Direction.
Search the material for the string "ROBERT" and copy each line where it occurs.

Start of Dataset extract

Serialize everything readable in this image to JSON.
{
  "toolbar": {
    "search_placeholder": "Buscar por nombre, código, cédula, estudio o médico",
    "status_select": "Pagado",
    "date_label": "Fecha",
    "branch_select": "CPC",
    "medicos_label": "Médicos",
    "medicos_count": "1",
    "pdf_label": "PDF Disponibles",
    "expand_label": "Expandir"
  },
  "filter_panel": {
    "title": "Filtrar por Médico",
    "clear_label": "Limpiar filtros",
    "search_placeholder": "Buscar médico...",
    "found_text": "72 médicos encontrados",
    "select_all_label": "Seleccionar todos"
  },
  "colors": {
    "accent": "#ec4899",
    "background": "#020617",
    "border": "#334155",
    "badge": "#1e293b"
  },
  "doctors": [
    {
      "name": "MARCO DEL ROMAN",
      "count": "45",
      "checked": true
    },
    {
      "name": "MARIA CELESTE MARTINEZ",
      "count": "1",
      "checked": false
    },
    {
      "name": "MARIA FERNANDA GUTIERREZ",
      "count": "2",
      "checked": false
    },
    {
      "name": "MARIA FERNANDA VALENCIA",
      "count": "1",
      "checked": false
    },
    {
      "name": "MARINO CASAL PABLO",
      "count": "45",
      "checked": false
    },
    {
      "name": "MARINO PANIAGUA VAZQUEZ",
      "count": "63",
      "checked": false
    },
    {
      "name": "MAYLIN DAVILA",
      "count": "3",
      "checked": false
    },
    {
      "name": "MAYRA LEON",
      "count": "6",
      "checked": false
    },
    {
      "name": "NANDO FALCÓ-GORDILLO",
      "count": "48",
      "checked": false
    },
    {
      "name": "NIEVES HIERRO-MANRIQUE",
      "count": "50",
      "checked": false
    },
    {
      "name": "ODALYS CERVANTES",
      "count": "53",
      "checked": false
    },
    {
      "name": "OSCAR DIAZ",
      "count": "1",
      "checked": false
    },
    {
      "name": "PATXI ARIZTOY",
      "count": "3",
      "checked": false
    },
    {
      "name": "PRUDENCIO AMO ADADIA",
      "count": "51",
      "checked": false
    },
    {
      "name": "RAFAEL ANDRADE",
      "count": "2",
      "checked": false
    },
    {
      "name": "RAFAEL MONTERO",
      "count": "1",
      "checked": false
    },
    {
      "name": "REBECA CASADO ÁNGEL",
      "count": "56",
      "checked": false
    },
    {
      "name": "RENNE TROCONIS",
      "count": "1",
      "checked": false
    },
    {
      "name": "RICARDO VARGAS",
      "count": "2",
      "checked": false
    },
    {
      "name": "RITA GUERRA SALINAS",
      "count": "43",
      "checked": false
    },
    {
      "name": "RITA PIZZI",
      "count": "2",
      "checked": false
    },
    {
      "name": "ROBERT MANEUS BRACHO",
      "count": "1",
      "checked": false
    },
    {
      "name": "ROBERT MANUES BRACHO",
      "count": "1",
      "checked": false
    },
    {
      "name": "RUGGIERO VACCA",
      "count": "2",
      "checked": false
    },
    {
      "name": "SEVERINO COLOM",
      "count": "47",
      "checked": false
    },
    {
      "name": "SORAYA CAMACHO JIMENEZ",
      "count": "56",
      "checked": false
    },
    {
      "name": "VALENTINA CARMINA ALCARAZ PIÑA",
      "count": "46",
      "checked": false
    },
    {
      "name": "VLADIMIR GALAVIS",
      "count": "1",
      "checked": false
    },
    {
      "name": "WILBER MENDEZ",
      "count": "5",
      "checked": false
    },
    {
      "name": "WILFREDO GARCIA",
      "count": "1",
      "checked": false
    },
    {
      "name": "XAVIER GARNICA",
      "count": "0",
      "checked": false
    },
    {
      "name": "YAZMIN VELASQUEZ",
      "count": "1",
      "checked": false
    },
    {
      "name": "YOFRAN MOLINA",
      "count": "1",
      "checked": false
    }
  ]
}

End of Dataset extract

Solution for this problem.
      "name": "ROBERT MANEUS BRACHO",
      "name": "ROBERT MANUES BRACHO",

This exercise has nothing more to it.